* Work to do *
Could you transcribe the material below exactly, without leaving out a single line?

====================

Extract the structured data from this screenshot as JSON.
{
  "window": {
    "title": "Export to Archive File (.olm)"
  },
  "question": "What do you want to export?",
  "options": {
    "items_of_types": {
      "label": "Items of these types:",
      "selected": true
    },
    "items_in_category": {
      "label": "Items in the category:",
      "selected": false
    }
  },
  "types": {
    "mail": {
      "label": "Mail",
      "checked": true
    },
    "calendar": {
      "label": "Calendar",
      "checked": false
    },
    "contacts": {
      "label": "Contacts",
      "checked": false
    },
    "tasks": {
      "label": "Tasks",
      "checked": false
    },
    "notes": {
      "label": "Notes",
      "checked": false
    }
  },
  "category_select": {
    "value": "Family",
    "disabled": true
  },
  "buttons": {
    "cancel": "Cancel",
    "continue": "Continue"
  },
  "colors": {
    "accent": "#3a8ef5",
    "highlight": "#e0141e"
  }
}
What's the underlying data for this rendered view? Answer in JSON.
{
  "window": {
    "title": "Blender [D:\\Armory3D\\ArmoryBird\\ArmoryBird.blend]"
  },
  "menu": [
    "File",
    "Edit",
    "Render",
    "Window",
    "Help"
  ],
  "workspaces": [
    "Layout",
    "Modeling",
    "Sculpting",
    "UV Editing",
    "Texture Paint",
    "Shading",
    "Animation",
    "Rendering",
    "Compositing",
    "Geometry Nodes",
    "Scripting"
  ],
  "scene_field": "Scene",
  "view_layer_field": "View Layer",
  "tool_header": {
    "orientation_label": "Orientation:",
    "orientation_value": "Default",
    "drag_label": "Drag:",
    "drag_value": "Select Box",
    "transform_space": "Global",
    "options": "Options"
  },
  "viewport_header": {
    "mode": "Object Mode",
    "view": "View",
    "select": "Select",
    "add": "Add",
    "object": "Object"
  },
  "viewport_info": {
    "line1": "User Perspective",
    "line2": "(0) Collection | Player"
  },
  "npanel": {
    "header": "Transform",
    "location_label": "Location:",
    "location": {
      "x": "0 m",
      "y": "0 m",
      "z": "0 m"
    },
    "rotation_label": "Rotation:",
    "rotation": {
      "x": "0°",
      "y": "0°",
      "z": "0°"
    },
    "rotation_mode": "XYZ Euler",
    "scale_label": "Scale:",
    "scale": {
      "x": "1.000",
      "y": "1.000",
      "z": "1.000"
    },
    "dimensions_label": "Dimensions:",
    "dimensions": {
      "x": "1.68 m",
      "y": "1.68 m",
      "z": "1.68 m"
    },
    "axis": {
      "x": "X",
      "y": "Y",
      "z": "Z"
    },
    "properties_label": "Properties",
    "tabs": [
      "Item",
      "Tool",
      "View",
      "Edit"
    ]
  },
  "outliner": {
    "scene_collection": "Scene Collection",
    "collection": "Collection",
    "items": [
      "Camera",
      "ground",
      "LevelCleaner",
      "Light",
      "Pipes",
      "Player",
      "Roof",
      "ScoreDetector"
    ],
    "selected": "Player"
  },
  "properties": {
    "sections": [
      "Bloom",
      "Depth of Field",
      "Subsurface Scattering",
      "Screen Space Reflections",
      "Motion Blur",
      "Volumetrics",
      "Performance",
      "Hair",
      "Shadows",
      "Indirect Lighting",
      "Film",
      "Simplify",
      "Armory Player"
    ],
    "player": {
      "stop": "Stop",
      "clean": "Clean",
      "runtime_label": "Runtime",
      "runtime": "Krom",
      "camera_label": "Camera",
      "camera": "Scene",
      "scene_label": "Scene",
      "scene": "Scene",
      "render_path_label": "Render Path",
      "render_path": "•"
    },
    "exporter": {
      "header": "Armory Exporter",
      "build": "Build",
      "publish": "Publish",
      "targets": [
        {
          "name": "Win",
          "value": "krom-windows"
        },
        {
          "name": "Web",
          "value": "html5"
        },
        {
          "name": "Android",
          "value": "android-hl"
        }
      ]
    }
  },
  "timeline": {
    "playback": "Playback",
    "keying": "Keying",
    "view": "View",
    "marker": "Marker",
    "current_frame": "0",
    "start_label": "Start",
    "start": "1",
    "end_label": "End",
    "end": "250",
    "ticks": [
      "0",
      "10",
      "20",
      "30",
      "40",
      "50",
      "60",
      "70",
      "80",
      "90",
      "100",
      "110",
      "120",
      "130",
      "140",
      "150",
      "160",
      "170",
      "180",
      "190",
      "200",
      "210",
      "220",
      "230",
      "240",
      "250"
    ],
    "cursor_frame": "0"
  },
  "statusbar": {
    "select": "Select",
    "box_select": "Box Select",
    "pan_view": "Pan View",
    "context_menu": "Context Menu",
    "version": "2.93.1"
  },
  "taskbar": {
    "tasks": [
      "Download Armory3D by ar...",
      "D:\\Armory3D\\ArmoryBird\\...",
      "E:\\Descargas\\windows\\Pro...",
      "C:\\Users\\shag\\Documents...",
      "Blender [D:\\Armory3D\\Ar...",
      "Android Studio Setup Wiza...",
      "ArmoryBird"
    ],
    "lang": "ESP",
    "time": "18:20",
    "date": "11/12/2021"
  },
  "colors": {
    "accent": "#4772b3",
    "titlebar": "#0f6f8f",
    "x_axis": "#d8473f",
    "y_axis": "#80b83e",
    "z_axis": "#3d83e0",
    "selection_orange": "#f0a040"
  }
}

====================

* Finished task *
Extract the structured data from this screenshot as JSON.
{
  "window": {
    "title": "Export to Archive File (.olm)"
  },
  "question": "What do you want to export?",
  "options": {
    "items_of_types": {
      "label": "Items of these types:",
      "selected": true
    },
    "items_in_category": {
      "label": "Items in the category:",
      "selected": false
    }
  },
  "types": {
    "mail": {
      "label": "Mail",
      "checked": true
    },
    "calendar": {
      "label": "Calendar",
      "checked": false
    },
    "contacts": {
      "label": "Contacts",
      "checked": false
    },
    "tasks": {
      "label": "Tasks",
      "checked": false
    },
    "notes": {
      "label": "Notes",
      "checked": false
    }
  },
  "category_select": {
    "value": "Family",
    "disabled": true
  },
  "buttons": {
    "cancel": "Cancel",
    "continue": "Continue"
  },
  "colors": {
    "accent": "#3a8ef5",
    "highlight": "#e0141e"
  }
}
What's the underlying data for this rendered view? Answer in JSON.
{
  "window": {
    "title": "Blender [D:\\Armory3D\\ArmoryBird\\ArmoryBird.blend]"
  },
  "menu": [
    "File",
    "Edit",
    "Render",
    "Window",
    "Help"
  ],
  "workspaces": [
    "Layout",
    "Modeling",
    "Sculpting",
    "UV Editing",
    "Texture Paint",
    "Shading",
    "Animation",
    "Rendering",
    "Compositing",
    "Geometry Nodes",
    "Scripting"
  ],
  "scene_field": "Scene",
  "view_layer_field": "View Layer",
  "tool_header": {
    "orientation_label": "Orientation:",
    "orientation_value": "Default",
    "drag_label": "Drag:",
    "drag_value": "Select Box",
    "transform_space": "Global",
    "options": "Options"
  },
  "viewport_header": {
    "mode": "Object Mode",
    "view": "View",
    "select": "Select",
    "add": "Add",
    "object": "Object"
  },
  "viewport_info": {
    "line1": "User Perspective",
    "line2": "(0) Collection | Player"
  },
  "npanel": {
    "header": "Transform",
    "location_label": "Location:",
    "location": {
      "x": "0 m",
      "y": "0 m",
      "z": "0 m"
    },
    "rotation_label": "Rotation:",
    "rotation": {
      "x": "0°",
      "y": "0°",
      "z": "0°"
    },
    "rotation_mode": "XYZ Euler",
    "scale_label": "Scale:",
    "scale": {
      "x": "1.000",
      "y": "1.000",
      "z": "1.000"
    },
    "dimensions_label": "Dimensions:",
    "dimensions": {
      "x": "1.68 m",
      "y": "1.68 m",
      "z": "1.68 m"
    },
    "axis": {
      "x": "X",
      "y": "Y",
      "z": "Z"
    },
    "properties_label": "Properties",
    "tabs": [
      "Item",
      "Tool",
      "View",
      "Edit"
    ]
  },
  "outliner": {
    "scene_collection": "Scene Collection",
    "collection": "Collection",
    "items": [
      "Camera",
      "ground",
      "LevelCleaner",
      "Light",
      "Pipes",
      "Player",
      "Roof",
      "ScoreDetector"
    ],
    "selected": "Player"
  },
  "properties": {
    "sections": [
      "Bloom",
      "Depth of Field",
      "Subsurface Scattering",
      "Screen Space Reflections",
      "Motion Blur",
      "Volumetrics",
      "Performance",
      "Hair",
      "Shadows",
      "Indirect Lighting",
      "Film",
      "Simplify",
      "Armory Player"
    ],
    "player": {
      "stop": "Stop",
      "clean": "Clean",
      "runtime_label": "Runtime",
      "runtime": "Krom",
      "camera_label": "Camera",
      "camera": "Scene",
      "scene_label": "Scene",
      "scene": "Scene",
      "render_path_label": "Render Path",
      "render_path": "•"
    },
    "exporter": {
      "header": "Armory Exporter",
      "build": "Build",
      "publish": "Publish",
      "targets": [
        {
          "name": "Win",
          "value": "krom-windows"
        },
        {
          "name": "Web",
          "value": "html5"
        },
        {
          "name": "Android",
          "value": "android-hl"
        }
      ]
    }
  },
  "timeline": {
    "playback": "Playback",
    "keying": "Keying",
    "view": "View",
    "marker": "Marker",
    "current_frame": "0",
    "start_label": "Start",
    "start": "1",
    "end_label": "End",
    "end": "250",
    "ticks": [
      "0",
      "10",
      "20",
      "30",
      "40",
      "50",
      "60",
      "70",
      "80",
      "90",
      "100",
      "110",
      "120",
      "130",
      "140",
      "150",
      "160",
      "170",
      "180",
      "190",
      "200",
      "210",
      "220",
      "230",
      "240",
      "250"
    ],
    "cursor_frame": "0"
  },
  "statusbar": {
    "select": "Select",
    "box_select": "Box Select",
    "pan_view": "Pan View",
    "context_menu": "Context Menu",
    "version": "2.93.1"
  },
  "taskbar": {
    "tasks": [
      "Download Armory3D by ar...",
      "D:\\Armory3D\\ArmoryBird\\...",
      "E:\\Descargas\\windows\\Pro...",
      "C:\\Users\\shag\\Documents...",
      "Blender [D:\\Armory3D\\Ar...",
      "Android Studio Setup Wiza...",
      "ArmoryBird"
    ],
    "lang": "ESP",
    "time": "18:20",
    "date": "11/12/2021"
  },
  "colors": {
    "accent": "#4772b3",
    "titlebar": "#0f6f8f",
    "x_axis": "#d8473f",
    "y_axis": "#80b83e",
    "z_axis": "#3d83e0",
    "selection_orange": "#f0a040"
  }
}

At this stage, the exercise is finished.